▸ **Exercise directions**: Copy out all lines carrying the word "this".
--- Start of Supplied entries ---
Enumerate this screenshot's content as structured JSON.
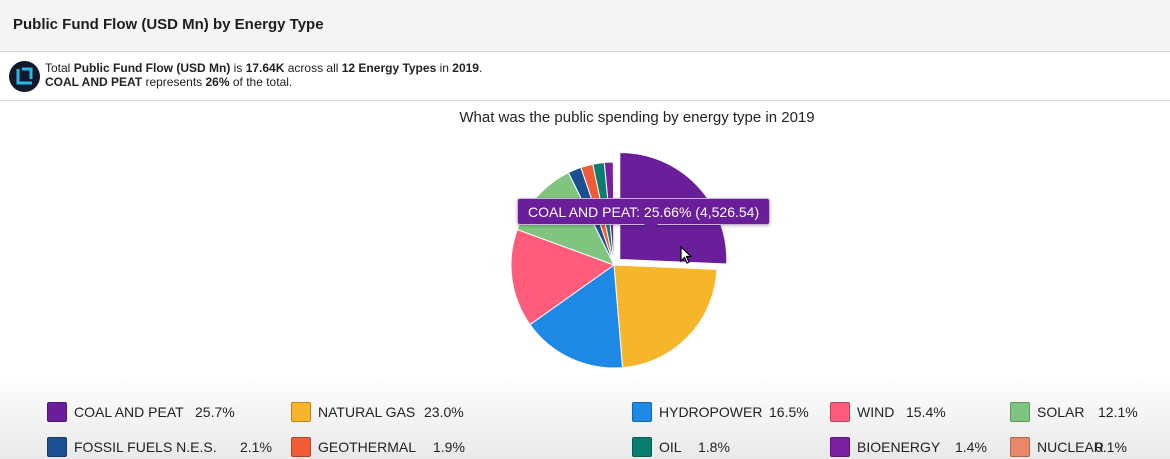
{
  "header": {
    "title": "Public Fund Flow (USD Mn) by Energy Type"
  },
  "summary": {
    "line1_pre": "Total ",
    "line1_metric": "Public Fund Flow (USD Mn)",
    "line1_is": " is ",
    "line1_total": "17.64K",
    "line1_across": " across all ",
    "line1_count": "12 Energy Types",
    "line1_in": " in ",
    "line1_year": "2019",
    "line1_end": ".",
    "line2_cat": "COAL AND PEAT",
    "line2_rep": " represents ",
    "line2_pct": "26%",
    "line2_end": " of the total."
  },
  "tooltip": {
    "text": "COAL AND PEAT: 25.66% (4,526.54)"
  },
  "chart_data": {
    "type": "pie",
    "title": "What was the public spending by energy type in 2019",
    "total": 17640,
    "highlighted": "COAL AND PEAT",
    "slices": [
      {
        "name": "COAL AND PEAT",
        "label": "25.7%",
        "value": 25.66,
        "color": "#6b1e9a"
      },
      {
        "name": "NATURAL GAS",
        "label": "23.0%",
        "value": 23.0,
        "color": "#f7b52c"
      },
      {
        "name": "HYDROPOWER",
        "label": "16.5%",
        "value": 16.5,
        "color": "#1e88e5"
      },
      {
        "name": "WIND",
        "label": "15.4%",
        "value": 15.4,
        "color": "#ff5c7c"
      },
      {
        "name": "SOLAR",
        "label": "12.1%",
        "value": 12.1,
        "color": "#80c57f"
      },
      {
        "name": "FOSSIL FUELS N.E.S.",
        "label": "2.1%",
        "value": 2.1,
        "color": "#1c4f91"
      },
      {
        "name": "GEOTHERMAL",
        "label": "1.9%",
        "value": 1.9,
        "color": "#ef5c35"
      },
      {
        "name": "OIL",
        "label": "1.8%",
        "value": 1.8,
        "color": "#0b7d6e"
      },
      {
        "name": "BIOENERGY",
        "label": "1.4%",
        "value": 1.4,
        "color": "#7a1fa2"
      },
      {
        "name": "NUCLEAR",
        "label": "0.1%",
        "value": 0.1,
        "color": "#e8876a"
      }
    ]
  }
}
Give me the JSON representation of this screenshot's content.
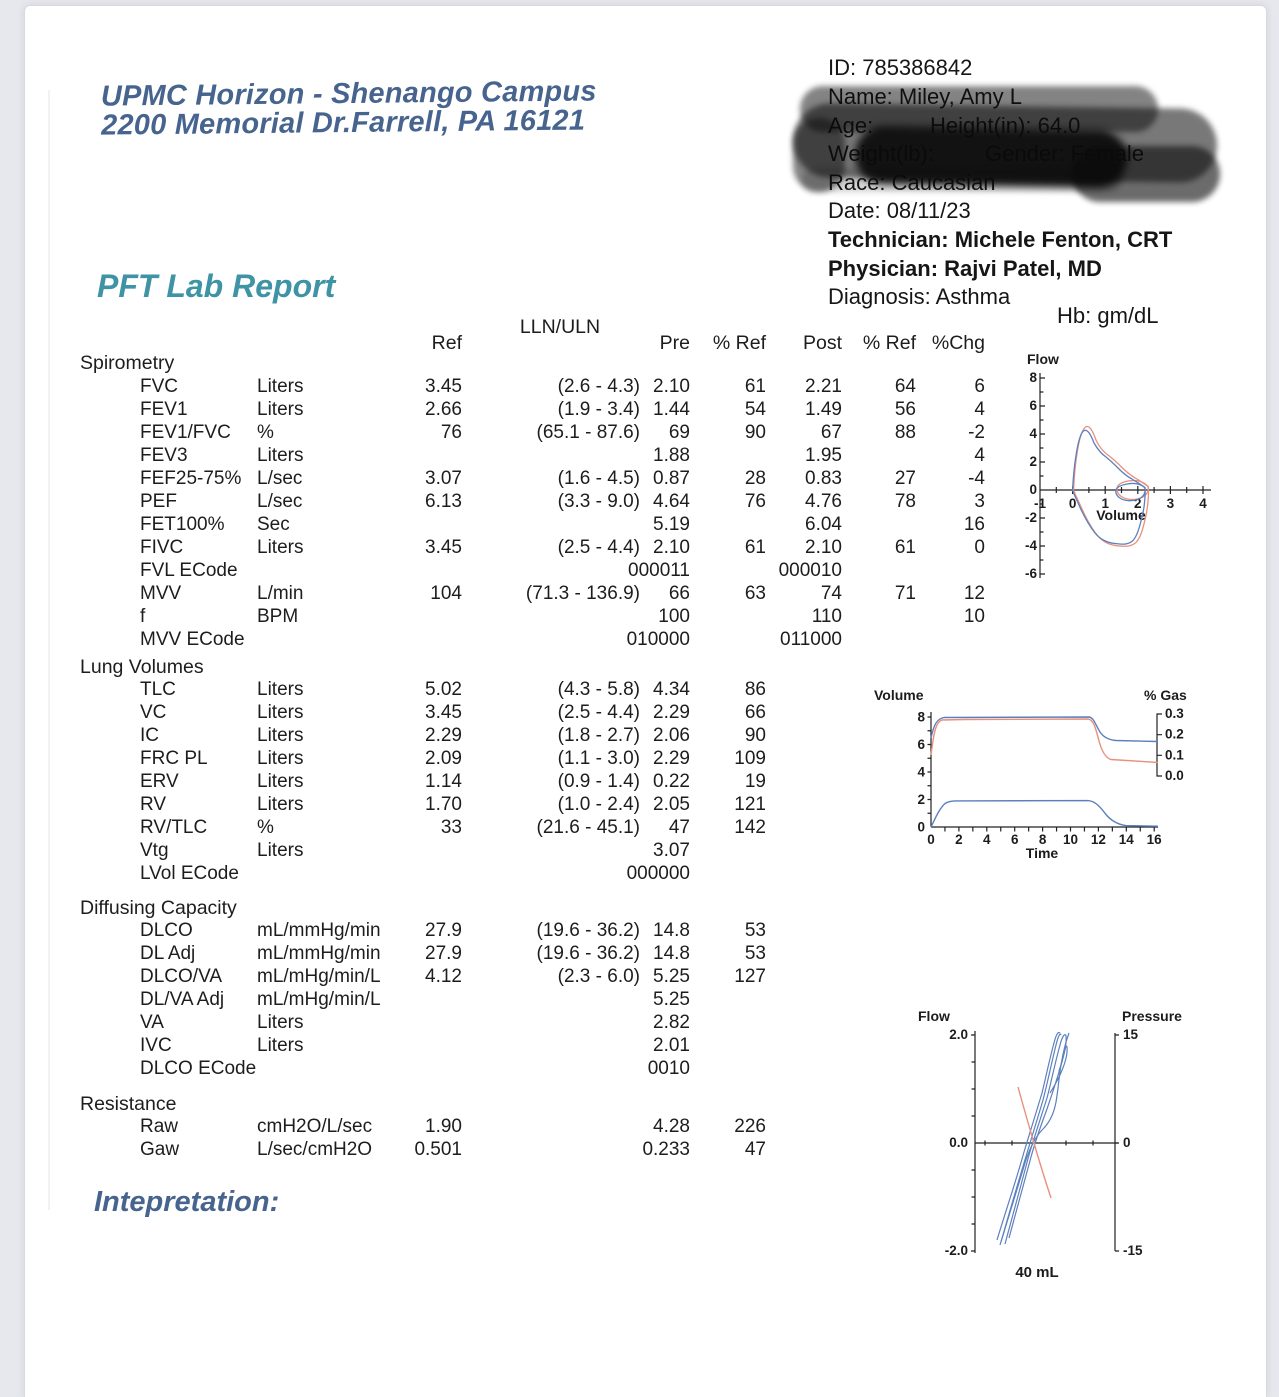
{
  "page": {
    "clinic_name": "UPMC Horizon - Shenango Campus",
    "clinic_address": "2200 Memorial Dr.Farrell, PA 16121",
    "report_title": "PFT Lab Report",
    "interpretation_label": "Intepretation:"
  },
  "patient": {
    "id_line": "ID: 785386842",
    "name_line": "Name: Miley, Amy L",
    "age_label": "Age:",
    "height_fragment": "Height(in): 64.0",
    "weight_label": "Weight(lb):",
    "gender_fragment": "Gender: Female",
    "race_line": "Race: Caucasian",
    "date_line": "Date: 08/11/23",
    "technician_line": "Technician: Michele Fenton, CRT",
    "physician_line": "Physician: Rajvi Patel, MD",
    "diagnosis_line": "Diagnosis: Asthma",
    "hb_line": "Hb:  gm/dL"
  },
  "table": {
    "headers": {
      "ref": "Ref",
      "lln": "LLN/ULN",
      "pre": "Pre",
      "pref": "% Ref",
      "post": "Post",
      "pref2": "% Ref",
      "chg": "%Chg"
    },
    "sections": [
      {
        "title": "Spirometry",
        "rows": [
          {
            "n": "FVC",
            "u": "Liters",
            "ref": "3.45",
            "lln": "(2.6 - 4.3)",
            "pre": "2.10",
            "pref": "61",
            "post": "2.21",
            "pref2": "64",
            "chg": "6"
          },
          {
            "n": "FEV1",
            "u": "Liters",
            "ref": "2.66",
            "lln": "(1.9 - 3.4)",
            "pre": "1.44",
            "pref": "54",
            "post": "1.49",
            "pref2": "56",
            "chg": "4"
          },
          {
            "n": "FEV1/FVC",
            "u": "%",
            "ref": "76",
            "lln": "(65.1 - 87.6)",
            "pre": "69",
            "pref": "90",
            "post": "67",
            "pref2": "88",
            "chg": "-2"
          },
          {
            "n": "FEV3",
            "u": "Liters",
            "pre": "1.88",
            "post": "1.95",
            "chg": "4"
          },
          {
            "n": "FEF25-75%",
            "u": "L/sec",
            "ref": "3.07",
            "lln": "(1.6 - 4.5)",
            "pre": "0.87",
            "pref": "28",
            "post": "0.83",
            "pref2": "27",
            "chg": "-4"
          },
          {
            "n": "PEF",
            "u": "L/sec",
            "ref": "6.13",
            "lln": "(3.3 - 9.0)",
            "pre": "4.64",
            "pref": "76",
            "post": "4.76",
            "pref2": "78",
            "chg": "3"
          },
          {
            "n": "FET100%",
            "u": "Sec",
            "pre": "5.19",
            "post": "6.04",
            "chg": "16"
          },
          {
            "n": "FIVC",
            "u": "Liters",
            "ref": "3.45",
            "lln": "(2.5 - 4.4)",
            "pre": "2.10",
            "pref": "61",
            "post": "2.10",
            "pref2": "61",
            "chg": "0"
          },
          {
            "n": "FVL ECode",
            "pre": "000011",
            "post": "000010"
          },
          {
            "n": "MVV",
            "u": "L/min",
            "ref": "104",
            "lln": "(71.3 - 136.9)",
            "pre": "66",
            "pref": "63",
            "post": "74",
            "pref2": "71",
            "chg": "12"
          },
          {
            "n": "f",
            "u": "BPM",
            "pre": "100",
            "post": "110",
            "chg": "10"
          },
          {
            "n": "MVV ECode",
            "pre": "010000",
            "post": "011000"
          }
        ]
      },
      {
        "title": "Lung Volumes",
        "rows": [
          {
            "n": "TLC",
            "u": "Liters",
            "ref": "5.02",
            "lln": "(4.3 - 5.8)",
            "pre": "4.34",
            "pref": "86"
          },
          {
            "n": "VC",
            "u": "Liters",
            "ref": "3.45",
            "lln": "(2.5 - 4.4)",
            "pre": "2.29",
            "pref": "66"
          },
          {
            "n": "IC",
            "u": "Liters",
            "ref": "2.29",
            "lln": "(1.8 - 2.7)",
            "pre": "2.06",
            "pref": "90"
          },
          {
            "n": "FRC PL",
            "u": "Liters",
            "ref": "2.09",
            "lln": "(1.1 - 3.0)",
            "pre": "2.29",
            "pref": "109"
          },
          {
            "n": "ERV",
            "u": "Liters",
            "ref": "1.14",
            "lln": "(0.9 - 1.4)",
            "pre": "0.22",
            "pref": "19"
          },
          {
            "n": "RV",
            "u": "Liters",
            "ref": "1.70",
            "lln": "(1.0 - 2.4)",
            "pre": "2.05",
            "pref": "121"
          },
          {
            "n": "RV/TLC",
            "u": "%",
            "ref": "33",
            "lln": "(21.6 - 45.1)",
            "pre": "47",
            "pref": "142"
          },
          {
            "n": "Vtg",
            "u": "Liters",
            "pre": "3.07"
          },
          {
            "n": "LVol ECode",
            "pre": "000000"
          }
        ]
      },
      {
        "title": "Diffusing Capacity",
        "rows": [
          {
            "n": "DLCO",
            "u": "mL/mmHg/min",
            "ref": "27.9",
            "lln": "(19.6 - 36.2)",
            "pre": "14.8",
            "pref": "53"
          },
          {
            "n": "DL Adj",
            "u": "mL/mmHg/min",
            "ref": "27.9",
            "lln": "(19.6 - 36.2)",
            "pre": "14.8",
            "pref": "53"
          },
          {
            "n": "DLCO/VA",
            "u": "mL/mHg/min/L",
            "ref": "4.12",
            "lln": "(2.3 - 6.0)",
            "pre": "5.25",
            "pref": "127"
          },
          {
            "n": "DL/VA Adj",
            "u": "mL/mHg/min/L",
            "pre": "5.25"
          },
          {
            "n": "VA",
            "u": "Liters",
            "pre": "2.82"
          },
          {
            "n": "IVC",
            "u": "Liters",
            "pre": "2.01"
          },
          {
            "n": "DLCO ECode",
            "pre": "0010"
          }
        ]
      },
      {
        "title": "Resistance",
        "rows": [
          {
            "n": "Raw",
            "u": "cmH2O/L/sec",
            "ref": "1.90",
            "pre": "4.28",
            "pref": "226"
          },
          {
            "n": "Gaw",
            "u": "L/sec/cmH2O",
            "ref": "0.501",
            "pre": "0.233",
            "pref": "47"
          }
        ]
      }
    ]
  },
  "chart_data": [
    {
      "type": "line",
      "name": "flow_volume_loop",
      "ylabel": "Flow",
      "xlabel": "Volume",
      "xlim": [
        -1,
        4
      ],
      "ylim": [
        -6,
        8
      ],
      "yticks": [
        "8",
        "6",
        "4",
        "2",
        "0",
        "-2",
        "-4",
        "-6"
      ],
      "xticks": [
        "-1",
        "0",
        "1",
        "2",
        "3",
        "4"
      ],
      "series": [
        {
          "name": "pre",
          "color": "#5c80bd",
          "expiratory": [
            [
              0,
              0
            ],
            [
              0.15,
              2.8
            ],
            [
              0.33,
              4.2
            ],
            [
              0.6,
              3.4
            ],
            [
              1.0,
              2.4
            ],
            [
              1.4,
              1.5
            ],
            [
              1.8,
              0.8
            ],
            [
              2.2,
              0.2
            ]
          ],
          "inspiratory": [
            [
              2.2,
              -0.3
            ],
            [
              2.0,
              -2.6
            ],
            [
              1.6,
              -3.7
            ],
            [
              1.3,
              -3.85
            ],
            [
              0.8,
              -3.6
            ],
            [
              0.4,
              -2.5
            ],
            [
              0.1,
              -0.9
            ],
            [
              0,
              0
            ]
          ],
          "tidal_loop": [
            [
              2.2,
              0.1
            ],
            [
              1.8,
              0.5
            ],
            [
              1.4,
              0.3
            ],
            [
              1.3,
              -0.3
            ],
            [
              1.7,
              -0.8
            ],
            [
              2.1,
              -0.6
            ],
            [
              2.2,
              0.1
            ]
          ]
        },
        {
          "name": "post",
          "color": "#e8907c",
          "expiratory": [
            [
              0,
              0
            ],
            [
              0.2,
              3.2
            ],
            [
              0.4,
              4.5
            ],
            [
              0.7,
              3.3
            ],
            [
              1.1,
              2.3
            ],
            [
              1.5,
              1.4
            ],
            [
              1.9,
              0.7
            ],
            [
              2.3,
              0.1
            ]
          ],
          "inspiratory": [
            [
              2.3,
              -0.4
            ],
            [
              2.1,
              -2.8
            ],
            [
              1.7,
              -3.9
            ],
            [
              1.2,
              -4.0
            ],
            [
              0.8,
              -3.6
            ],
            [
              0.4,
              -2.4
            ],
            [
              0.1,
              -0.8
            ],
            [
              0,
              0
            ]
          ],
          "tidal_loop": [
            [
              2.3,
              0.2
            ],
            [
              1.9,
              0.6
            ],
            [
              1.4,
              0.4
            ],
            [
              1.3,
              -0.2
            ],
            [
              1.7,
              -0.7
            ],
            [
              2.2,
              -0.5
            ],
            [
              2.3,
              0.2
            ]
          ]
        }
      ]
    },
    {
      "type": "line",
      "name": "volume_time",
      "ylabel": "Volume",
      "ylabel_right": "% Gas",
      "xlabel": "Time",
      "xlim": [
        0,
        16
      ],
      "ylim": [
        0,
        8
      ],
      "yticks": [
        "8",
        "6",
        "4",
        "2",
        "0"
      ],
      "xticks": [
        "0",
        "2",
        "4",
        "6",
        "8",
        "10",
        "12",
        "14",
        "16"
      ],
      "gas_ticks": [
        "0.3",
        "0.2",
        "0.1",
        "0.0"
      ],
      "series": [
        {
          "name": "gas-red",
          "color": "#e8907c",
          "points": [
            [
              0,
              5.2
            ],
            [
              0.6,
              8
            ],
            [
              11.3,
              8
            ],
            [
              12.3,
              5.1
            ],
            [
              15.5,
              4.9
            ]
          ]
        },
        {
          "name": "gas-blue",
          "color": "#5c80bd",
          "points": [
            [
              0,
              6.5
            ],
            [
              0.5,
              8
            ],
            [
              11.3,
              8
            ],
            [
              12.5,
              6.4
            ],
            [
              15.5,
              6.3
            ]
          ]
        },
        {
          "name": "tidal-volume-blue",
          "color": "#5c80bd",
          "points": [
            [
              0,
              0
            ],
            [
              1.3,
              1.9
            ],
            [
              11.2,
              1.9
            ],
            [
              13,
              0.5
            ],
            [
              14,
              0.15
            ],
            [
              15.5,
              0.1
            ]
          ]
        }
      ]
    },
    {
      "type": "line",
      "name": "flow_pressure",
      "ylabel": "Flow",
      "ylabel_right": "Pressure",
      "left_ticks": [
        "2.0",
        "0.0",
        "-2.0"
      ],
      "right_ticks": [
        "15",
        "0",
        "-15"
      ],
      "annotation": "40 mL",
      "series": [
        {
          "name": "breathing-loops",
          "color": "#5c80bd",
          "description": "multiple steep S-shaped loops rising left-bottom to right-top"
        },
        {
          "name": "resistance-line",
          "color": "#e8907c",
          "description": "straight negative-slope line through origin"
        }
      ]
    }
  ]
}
--- End of Supplied entries ---
--- Start of Supplied entries ---
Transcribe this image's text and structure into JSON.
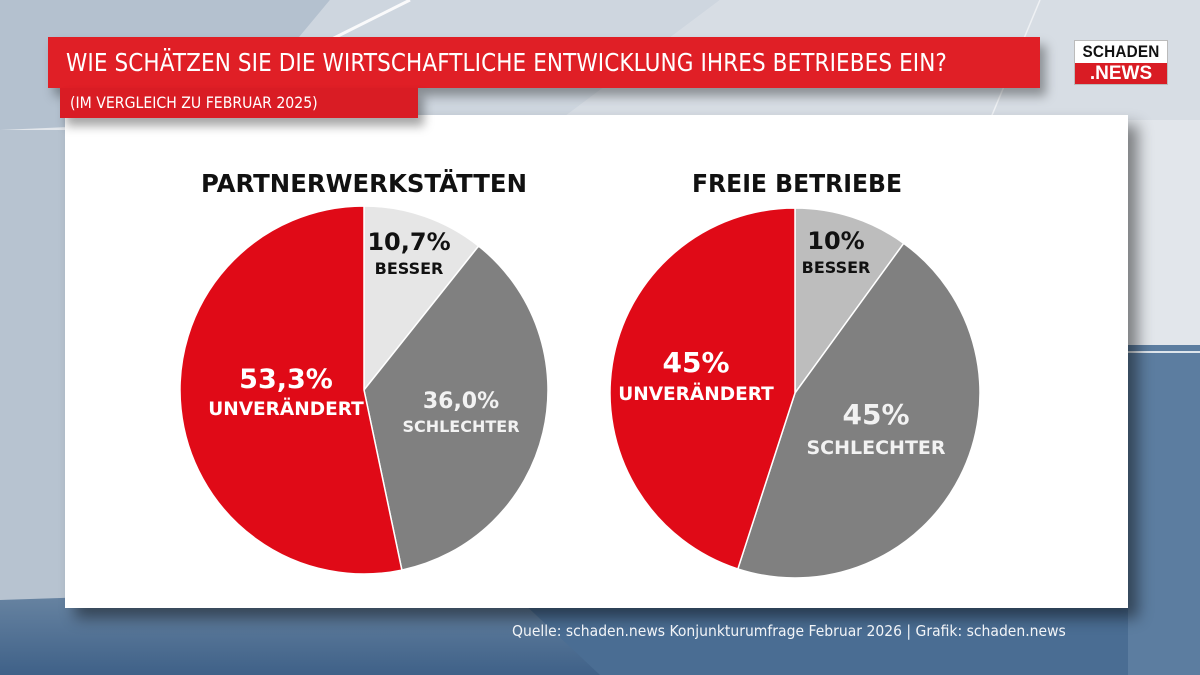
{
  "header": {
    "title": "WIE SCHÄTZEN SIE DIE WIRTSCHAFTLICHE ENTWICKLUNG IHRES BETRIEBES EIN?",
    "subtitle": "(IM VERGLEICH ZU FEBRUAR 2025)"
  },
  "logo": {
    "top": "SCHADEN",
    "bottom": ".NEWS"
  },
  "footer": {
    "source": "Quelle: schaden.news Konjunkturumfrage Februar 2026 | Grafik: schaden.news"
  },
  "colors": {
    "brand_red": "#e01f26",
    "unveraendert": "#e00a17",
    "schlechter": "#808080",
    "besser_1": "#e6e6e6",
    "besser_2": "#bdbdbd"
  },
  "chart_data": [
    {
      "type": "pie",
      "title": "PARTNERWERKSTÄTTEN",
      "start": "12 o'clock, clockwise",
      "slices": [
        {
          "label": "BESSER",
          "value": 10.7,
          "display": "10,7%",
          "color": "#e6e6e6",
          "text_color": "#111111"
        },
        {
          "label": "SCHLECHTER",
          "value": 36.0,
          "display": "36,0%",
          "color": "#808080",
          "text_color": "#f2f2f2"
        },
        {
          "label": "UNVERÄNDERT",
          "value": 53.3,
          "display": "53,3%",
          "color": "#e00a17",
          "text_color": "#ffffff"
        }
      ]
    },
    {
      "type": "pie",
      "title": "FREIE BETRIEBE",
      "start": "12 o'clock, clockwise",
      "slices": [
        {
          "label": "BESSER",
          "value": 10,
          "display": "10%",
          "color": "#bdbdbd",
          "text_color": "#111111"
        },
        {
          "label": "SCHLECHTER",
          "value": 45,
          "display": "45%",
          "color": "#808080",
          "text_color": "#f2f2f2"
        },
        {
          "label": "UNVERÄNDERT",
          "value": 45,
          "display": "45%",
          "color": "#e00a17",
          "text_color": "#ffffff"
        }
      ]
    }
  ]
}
--- End of Supplied entries ---
▸ **Written answer**:
Enumerate this screenshot's content as structured JSON.
Give me the JSON representation of this screenshot's content.
Transcribe this image's text and structure into JSON.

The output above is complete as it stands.